Stated exercise:
State the number of lines, and only that number, in which the word "File" appears.
━━━━━ Listed records
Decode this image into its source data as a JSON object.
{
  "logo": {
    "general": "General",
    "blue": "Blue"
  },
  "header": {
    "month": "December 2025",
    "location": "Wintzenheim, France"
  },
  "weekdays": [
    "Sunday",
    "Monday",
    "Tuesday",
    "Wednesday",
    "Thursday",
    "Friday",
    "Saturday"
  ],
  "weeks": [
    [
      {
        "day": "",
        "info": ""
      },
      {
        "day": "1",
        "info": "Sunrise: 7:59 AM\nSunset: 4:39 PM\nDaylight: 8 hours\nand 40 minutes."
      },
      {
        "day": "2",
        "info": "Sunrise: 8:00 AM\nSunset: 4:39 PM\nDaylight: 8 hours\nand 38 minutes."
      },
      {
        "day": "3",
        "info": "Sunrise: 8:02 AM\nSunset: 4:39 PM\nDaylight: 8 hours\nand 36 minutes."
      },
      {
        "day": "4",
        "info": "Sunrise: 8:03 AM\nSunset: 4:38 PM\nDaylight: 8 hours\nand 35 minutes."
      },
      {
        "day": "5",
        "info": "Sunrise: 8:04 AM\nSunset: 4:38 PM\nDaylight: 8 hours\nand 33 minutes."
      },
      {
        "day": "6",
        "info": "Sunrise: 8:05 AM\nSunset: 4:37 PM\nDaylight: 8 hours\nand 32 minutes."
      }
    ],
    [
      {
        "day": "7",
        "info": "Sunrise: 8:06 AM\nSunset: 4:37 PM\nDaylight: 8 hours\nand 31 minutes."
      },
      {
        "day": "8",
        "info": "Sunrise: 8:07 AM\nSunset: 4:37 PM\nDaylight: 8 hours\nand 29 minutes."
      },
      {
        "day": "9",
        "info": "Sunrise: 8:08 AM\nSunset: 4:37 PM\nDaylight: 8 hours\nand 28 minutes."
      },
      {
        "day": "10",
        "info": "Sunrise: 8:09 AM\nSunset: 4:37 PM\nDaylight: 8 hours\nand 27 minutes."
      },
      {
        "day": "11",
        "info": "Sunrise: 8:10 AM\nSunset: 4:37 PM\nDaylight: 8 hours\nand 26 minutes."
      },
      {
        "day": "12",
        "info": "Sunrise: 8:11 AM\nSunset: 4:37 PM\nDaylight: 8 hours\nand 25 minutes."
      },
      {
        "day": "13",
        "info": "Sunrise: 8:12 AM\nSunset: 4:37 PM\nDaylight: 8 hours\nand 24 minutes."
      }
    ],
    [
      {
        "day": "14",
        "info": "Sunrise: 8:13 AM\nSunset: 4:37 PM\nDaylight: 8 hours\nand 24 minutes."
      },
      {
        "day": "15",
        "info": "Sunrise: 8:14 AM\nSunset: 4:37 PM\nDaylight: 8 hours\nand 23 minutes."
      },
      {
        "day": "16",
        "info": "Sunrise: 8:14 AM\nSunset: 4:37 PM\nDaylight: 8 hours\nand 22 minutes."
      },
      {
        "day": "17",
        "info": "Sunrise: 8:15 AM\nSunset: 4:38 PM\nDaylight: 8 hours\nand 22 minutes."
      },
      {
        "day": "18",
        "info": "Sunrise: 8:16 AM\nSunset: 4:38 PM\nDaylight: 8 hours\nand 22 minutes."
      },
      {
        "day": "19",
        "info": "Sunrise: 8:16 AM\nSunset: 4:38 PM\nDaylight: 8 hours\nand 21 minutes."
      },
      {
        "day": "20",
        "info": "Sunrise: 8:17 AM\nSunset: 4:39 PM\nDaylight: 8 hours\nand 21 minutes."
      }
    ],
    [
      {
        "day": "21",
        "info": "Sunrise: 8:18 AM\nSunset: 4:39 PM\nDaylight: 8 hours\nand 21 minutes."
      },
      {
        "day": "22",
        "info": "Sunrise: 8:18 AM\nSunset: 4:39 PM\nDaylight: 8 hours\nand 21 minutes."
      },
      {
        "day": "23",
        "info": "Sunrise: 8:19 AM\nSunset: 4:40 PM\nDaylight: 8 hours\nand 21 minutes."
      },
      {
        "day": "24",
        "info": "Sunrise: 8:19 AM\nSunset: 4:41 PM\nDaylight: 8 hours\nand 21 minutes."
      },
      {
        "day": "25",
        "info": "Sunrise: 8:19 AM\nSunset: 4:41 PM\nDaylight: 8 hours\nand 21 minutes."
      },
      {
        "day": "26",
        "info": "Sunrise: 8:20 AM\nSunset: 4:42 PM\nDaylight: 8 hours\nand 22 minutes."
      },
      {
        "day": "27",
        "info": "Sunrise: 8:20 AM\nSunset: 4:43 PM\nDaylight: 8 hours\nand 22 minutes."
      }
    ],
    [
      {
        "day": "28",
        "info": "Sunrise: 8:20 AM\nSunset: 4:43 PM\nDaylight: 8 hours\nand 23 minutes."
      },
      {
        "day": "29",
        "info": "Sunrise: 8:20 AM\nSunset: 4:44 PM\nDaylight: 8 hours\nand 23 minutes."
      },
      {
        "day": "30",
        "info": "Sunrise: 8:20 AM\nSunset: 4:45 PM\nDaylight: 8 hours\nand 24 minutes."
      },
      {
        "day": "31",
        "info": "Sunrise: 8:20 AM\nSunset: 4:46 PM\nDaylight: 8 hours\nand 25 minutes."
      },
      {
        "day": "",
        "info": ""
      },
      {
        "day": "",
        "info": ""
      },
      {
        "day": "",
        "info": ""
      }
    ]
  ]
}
━━━━━━━━━━
━━━━━ Listed records
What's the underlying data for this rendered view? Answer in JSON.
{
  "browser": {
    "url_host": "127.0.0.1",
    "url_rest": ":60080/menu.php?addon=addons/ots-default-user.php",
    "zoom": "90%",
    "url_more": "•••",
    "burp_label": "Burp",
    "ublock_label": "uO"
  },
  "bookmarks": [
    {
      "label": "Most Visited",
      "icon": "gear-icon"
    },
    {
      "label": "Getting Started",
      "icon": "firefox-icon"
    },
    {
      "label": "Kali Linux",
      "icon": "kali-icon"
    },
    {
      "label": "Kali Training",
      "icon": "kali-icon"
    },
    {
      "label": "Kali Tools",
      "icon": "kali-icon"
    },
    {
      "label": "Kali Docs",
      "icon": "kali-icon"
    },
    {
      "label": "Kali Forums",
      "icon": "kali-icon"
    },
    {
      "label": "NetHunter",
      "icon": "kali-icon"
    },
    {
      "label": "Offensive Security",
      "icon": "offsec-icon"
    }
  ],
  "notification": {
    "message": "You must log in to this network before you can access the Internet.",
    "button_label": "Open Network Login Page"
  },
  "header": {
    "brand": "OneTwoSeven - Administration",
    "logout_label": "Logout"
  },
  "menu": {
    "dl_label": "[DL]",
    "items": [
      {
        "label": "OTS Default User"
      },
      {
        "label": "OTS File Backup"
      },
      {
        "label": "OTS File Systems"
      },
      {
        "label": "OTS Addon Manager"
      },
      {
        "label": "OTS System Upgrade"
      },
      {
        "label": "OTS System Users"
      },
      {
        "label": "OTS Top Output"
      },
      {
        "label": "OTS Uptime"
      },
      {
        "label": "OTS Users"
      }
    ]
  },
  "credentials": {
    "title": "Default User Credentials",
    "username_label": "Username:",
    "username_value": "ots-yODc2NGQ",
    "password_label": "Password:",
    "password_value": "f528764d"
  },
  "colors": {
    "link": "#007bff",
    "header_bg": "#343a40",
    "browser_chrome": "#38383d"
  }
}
━━━━━━━━━━
Complete response:
2